## Data in this exercise
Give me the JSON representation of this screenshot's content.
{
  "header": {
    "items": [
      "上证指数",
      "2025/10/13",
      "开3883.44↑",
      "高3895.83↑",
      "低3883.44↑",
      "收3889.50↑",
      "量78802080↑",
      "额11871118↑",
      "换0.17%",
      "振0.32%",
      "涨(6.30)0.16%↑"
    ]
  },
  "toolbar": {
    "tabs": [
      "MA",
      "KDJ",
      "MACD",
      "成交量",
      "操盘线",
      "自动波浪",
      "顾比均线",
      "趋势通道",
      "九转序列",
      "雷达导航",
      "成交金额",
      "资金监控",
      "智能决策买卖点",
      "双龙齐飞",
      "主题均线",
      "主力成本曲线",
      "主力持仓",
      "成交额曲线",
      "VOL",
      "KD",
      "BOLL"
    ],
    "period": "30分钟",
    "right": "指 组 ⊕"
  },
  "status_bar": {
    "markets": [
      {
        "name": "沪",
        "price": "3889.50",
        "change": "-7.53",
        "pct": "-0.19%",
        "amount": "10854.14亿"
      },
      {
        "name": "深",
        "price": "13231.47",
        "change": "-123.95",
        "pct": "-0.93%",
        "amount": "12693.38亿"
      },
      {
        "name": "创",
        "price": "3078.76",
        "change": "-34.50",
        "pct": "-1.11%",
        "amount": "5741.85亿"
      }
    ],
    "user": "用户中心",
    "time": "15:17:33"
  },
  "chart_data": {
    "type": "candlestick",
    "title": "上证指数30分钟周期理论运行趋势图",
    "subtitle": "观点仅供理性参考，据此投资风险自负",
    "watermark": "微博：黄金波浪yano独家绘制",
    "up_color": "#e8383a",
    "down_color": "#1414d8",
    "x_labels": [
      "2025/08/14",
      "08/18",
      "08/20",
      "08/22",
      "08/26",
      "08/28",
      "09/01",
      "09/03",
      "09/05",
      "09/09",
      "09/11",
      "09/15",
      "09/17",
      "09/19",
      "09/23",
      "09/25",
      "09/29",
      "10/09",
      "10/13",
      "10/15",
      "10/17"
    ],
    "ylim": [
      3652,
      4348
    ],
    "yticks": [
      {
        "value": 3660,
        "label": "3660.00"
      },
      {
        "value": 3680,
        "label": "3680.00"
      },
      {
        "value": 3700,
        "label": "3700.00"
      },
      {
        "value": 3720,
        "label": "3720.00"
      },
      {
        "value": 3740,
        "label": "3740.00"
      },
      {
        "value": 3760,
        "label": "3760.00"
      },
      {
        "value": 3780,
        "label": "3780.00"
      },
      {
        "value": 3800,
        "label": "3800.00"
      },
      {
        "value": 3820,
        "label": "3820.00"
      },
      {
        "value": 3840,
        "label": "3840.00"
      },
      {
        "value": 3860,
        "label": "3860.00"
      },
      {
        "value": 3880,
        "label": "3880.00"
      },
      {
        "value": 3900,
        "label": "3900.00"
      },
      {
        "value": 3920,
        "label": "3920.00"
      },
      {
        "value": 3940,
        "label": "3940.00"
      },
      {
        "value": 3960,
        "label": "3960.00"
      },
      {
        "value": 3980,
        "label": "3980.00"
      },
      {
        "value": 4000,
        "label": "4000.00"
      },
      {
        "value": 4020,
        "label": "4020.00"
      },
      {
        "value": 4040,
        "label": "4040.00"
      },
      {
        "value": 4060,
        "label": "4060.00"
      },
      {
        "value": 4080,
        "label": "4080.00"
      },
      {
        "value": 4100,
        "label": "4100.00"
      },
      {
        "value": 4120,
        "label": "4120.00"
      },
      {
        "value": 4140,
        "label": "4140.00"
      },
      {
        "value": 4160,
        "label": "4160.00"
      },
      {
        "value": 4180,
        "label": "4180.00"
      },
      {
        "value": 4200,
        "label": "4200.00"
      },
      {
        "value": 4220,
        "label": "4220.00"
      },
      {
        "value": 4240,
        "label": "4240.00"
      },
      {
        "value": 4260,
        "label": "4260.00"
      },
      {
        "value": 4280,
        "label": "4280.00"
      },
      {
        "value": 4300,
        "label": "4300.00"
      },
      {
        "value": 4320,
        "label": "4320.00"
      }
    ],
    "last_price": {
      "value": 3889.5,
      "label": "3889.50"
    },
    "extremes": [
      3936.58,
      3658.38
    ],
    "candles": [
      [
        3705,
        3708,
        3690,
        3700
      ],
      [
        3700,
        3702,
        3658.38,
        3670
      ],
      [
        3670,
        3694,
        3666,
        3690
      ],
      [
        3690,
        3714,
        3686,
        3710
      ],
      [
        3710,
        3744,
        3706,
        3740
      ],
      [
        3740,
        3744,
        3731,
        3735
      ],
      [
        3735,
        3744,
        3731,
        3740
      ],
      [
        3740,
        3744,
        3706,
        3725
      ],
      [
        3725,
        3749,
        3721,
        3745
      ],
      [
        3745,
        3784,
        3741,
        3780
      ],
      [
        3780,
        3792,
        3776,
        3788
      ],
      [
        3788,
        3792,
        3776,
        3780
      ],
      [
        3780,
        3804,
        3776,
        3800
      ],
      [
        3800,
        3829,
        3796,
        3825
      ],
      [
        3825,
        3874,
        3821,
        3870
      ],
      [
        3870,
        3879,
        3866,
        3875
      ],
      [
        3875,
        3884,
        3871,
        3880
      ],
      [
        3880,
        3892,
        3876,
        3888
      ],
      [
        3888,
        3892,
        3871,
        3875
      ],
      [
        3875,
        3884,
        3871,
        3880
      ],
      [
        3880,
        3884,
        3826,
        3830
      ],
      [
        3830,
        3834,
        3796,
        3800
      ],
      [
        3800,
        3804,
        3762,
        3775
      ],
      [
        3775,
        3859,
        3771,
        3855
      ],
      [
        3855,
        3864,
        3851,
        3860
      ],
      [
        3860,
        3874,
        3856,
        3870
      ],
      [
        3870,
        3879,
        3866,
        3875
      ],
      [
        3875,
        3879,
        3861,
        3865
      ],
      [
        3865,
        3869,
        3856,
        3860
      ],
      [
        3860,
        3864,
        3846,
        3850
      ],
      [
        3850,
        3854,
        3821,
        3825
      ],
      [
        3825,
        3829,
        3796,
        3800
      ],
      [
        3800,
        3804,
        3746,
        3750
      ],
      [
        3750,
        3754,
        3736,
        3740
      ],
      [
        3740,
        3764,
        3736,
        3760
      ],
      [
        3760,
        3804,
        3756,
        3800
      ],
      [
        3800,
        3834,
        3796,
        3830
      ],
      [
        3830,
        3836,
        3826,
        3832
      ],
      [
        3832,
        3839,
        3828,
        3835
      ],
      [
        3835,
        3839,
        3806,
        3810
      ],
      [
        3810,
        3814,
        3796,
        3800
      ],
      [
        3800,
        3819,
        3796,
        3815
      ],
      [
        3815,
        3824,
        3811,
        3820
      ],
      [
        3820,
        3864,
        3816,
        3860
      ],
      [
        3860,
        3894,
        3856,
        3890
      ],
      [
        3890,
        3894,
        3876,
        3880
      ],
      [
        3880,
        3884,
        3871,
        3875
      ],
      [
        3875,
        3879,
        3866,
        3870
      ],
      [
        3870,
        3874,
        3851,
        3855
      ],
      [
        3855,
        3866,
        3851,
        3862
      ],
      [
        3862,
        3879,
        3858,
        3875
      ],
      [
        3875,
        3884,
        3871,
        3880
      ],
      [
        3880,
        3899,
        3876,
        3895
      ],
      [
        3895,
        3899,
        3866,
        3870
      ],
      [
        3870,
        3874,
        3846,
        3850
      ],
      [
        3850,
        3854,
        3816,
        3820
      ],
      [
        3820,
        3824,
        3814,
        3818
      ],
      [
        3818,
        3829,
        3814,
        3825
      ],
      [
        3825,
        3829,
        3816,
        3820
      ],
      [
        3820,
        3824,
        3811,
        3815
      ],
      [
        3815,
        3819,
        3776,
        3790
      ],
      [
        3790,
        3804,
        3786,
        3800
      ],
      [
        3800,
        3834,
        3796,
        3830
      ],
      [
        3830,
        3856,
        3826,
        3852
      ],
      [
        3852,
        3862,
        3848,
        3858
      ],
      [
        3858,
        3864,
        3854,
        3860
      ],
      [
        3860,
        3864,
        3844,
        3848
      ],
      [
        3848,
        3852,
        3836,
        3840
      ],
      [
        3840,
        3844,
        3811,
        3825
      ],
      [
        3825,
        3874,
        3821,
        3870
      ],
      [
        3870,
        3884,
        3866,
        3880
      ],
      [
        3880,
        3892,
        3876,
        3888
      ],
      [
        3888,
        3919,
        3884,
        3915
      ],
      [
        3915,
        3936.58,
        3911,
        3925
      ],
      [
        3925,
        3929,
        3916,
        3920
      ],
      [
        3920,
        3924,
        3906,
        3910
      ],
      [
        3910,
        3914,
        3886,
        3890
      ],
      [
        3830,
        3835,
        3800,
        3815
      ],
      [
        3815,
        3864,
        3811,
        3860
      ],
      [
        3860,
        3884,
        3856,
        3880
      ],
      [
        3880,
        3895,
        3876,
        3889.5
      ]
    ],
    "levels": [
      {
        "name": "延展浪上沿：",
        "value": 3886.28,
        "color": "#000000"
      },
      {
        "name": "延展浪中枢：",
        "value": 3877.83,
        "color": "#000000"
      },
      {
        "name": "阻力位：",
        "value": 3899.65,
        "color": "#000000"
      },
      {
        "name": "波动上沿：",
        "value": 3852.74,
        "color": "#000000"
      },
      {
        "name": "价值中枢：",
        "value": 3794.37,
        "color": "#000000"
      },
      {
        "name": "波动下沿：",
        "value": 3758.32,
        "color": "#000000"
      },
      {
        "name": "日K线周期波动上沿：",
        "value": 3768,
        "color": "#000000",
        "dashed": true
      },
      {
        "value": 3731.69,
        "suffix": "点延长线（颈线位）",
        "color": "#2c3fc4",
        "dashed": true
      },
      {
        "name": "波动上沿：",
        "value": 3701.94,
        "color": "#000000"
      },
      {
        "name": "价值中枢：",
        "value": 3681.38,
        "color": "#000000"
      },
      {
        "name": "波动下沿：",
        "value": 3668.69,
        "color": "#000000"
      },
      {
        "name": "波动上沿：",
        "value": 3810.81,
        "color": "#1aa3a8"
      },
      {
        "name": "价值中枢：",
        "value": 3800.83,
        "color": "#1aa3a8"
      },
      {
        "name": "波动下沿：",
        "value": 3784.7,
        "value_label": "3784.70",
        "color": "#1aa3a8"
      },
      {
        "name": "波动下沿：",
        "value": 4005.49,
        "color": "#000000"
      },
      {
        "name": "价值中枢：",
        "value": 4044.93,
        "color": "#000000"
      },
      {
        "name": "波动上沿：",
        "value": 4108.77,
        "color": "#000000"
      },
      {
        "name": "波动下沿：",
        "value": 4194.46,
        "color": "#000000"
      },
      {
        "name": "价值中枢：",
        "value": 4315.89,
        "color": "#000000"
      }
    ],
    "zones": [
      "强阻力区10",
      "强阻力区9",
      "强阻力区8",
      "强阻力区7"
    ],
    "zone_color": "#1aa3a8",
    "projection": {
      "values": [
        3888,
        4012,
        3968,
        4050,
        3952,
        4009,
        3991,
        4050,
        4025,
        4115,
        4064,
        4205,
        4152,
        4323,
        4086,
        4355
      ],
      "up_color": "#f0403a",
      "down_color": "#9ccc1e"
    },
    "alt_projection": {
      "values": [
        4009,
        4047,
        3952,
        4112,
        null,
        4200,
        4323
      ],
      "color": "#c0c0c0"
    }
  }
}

## Requirements
Search the data for "amount" and list every line in which it occurs.

## The solution
        "amount": "10854.14亿"
        "amount": "12693.38亿"
        "amount": "5741.85亿"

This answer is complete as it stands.